• SOURCE EXTRACT:
+--
Maritime Militia

“An army that doesn’t look like one.” Fishing boats repurposed as coercive instruments of state power in disputed waters.

Executive Summary

Maritime militias are state-organized paramilitary forces embedded within civilian maritime fleets — fishing vessels, cargo ships, and supply boats — that conduct surveillance, harassment, and territorial-assertion operations under the cover of commercial activity. China’s People’s Armed Forces Maritime Militia (PAFMM) is the most documented example, operating in close coordination with the People’s Liberation Army Navy (PLAN) and the China Coast Guard (CCG). Between 2024 and 2026, its operations around the Philippines’ Second Thomas Shoal and near Taiwan became a defining flashpoint of the gray zone era.

The Strategic Mechanism

The militia’s power derives from layered deniability:

  • Civilian camouflage: Vessels carry no military insignia, enabling plausible deniability under international law
  • The three-body system: PAFMM, CCG, and PLAN operate as coordinated echelons — militia provokes, coast guard enforces, navy backs
  • AIS manipulation: Vessels routinely “go dark,” change vessel identifiers, or broadcast false positions to evade tracking
  • Swarm tactics: Dozens of vessels encircle contested reefs or shadow foreign ships to deny access through mass rather than firepower
  • Threshold management: Operations are calibrated to stay below the level that would trigger a formal military response from adversaries

Market & Policy Impact

  • Resource denial: EEZ encroachment by militia fleets blocks foreign fishing and energy exploration, costing littoral states billions in unrealized resource revenue
  • Insurance risk: Commercial vessels operating in contested South China Sea lanes face elevated hull and cargo insurance premiums
  • Alliance stress-testing: Repeated Philippine confrontations have forced Washington to clarify — and re-clarify — the scope of its Mutual Defense Treaty obligations
  • Coast guard militarization: Vietnam, the Philippines, and Japan are accelerating coast guard procurement and legal frameworks to counter militia tactics
  • Satellite monitoring demand: Commercial GEOINT providers like Planet Labs and Maxar have expanded maritime monitoring contracts with Indo-Pacific governments

Modern Case Study: Second Thomas Shoal, 2024–2025

The BRP Sierra Madre — a deliberately grounded Philippine Navy ship at Second Thomas Shoal — became the most contested 100 meters of ocean in the world. Through 2024 and into 2025, Chinese maritime militia vessels, backed by CCG cutters, conducted systematic water-cannon attacks, laser-dazzling, and ramming maneuvers against Philippine resupply vessels attempting to deliver food and ammunition to the skeleton crew aboard. Manila documented over 40 significant incidents in 2024 alone. The operations were precision-calibrated: sufficient to strangle the outpost, insufficient to trigger the U.S.–Philippines Mutual Defense Treaty. The U.S. State Department repeatedly affirmed that treaty coverage extended to Philippine vessels in the area, while Beijing denied any hostile intent, characterizing its actions as “law enforcement.” The episode illustrated the militia’s core utility: maximum territorial coercion, minimum escalation risk.
+--
[Document structure recognition records]
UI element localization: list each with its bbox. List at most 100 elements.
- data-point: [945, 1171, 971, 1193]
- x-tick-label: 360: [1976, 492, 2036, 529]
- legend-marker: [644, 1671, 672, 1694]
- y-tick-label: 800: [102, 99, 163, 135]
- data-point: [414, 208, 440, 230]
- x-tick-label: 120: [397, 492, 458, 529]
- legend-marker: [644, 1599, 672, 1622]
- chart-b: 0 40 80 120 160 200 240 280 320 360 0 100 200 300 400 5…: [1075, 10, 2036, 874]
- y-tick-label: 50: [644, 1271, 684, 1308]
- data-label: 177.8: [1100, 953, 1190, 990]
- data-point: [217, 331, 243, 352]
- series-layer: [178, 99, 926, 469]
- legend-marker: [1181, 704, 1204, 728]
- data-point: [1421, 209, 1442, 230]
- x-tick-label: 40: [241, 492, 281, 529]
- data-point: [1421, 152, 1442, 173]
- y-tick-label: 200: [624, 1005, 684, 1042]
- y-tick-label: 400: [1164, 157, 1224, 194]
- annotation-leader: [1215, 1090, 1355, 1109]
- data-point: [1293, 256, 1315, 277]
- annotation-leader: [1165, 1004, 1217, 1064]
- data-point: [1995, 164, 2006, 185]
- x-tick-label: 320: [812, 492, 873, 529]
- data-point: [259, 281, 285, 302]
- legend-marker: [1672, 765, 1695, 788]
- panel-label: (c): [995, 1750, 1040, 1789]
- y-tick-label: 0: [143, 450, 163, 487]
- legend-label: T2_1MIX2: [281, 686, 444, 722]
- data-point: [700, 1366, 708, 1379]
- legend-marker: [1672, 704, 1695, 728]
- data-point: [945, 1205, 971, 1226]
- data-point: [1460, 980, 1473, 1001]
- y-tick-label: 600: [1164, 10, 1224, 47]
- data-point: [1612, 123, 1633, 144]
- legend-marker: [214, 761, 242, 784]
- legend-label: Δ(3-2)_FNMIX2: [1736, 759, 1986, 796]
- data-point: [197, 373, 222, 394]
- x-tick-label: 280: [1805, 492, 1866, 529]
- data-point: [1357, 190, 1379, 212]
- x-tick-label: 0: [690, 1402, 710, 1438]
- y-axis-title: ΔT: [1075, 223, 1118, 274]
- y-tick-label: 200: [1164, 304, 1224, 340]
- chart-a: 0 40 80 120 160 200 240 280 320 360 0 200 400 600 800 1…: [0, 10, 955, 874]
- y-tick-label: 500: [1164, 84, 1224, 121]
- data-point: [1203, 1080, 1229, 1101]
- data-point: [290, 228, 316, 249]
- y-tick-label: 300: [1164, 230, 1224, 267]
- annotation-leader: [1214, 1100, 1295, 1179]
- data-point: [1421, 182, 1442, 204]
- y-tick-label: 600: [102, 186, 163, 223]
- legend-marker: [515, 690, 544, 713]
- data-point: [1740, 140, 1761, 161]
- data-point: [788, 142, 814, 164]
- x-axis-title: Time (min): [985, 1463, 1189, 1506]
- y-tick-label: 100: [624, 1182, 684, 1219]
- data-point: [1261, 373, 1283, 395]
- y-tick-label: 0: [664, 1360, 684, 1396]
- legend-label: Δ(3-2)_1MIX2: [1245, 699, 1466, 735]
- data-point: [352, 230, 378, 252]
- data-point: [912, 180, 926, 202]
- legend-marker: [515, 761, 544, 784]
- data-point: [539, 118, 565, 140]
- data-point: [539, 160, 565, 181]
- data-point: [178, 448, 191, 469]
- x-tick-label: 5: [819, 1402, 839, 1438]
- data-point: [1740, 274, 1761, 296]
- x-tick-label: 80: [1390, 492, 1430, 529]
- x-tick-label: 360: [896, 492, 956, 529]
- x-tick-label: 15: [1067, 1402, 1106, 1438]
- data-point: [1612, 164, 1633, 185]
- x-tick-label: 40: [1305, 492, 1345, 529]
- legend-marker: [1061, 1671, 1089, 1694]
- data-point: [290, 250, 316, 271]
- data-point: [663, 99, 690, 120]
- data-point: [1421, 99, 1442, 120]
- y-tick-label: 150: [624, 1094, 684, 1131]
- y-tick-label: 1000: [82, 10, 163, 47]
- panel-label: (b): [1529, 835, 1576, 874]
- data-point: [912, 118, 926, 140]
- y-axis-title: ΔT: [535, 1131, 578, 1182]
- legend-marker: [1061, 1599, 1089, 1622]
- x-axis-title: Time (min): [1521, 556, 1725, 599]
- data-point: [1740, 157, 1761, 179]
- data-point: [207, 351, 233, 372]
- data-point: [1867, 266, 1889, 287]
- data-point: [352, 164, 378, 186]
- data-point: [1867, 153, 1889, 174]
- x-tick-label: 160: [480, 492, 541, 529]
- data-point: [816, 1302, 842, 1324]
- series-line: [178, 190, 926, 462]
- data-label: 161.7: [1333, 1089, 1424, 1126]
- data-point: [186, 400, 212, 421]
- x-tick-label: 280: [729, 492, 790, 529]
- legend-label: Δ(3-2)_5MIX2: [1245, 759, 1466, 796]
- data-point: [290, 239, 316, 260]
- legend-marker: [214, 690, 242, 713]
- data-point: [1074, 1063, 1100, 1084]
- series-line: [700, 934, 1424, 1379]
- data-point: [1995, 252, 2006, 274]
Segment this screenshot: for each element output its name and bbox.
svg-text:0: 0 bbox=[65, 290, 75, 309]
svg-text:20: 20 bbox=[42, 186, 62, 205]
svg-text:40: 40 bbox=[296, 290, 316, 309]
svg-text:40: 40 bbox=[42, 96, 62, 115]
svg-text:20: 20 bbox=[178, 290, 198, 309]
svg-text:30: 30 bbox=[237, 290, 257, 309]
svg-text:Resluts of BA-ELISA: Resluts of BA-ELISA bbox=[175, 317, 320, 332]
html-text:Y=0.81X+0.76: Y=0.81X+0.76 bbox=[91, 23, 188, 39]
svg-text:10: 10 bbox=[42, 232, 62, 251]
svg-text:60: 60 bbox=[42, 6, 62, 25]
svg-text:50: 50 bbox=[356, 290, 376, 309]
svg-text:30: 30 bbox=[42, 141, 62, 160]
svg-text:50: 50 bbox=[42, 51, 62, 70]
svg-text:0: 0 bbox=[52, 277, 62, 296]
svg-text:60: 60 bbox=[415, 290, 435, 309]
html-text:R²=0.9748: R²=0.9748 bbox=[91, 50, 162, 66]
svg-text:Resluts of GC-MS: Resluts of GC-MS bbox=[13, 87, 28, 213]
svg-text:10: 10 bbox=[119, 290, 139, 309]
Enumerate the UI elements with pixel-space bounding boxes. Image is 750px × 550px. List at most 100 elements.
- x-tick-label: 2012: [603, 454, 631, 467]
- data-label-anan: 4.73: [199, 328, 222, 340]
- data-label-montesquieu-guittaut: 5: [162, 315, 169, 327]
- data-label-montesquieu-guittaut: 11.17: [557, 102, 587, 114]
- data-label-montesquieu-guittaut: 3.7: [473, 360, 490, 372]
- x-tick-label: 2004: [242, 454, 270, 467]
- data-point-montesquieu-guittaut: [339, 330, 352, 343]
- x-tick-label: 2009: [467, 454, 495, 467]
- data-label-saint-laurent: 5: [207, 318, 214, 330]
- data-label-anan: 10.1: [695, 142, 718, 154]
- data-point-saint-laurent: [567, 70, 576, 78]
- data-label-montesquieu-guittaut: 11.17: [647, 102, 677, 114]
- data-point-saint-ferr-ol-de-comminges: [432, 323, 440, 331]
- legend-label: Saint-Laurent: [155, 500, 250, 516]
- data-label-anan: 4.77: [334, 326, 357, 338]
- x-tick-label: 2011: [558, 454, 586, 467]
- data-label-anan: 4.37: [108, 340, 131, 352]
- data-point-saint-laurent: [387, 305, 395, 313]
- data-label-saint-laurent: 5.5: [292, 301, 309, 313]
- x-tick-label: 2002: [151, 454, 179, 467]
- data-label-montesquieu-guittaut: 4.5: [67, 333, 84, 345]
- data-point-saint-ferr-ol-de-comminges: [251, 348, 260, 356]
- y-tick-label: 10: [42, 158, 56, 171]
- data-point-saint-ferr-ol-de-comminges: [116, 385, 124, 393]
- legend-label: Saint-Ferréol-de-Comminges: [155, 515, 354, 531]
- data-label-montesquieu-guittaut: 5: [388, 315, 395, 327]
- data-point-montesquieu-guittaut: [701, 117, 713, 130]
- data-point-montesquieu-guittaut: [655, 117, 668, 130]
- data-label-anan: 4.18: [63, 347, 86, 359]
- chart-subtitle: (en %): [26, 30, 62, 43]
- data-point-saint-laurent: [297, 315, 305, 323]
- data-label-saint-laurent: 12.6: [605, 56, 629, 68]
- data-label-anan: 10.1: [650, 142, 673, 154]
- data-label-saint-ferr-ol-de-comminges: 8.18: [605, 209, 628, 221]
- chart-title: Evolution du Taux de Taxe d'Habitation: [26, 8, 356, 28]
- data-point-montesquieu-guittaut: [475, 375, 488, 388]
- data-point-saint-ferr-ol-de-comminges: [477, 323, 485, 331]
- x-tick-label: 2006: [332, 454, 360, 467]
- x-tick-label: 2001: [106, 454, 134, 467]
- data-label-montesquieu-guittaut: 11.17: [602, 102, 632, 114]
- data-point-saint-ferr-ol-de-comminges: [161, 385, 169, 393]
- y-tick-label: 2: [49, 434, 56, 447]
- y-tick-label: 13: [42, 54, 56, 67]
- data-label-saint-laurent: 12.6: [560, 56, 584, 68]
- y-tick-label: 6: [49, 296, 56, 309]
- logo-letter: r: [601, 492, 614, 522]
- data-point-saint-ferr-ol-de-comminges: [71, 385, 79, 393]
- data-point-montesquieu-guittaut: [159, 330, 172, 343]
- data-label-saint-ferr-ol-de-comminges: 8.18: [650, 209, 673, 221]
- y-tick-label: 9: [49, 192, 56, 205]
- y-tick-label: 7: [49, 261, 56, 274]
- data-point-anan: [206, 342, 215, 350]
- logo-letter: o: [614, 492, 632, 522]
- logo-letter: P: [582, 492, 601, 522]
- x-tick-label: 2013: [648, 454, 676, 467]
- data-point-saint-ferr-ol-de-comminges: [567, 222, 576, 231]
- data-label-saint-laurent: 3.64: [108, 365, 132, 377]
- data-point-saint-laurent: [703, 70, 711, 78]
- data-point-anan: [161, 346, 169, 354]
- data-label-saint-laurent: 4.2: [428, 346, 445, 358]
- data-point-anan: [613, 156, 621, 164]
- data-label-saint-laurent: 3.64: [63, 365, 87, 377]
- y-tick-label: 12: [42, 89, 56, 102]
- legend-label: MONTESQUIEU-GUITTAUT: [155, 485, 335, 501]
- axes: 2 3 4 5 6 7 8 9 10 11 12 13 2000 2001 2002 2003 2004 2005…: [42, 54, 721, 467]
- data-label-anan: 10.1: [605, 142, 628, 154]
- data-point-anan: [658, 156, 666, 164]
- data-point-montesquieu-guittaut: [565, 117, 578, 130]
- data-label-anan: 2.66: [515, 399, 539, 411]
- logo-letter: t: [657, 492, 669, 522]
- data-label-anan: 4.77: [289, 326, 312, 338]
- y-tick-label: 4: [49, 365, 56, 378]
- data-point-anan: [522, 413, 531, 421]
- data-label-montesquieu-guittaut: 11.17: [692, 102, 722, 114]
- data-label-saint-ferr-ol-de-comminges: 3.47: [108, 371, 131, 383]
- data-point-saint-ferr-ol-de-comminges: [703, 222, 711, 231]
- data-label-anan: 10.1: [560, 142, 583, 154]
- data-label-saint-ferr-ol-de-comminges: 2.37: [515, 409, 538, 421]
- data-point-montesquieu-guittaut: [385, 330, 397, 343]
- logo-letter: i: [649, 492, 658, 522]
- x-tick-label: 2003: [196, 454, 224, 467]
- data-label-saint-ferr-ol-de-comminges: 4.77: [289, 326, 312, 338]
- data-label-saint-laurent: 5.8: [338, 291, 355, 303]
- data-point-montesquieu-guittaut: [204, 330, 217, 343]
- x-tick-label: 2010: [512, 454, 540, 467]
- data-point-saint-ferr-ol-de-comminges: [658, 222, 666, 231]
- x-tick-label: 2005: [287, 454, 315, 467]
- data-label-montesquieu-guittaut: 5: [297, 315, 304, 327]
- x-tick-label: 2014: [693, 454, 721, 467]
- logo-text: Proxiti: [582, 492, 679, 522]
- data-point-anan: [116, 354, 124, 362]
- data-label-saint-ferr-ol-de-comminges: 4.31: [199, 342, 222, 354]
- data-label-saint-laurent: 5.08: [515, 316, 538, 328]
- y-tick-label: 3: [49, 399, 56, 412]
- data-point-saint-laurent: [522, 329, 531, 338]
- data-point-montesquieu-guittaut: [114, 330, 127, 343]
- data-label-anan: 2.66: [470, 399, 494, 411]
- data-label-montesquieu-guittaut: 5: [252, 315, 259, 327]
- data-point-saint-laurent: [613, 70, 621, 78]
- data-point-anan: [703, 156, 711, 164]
+--
• PROBLEMS TO WORK ON:
(1) Give the label that begins each bulleted point under "The Strategic Mechanism" in the maritime militia text.
(2) Repeat the maritime militia text from the words "Executive Summary" through the words "gray zone era.".
Nothing in the records is needed to complete the work here.

• ANSWERS IN ORDER:
(1)
Civilian camouflage
The three-body system
AIS manipulation
Swarm tactics
Threshold management

(2)
Executive Summary

Maritime militias are state-organized paramilitary forces embedded within civilian maritime fleets — fishing vessels, cargo ships, and supply boats — that conduct surveillance, harassment, and territorial-assertion operations under the cover of commercial activity. China’s People’s Armed Forces Maritime Militia (PAFMM) is the most documented example, operating in close coordination with the People’s Liberation Army Navy (PLAN) and the China Coast Guard (CCG). Between 2024 and 2026, its operations around the Philippines’ Second Thomas Shoal and near Taiwan became a defining flashpoint of the gray zone era.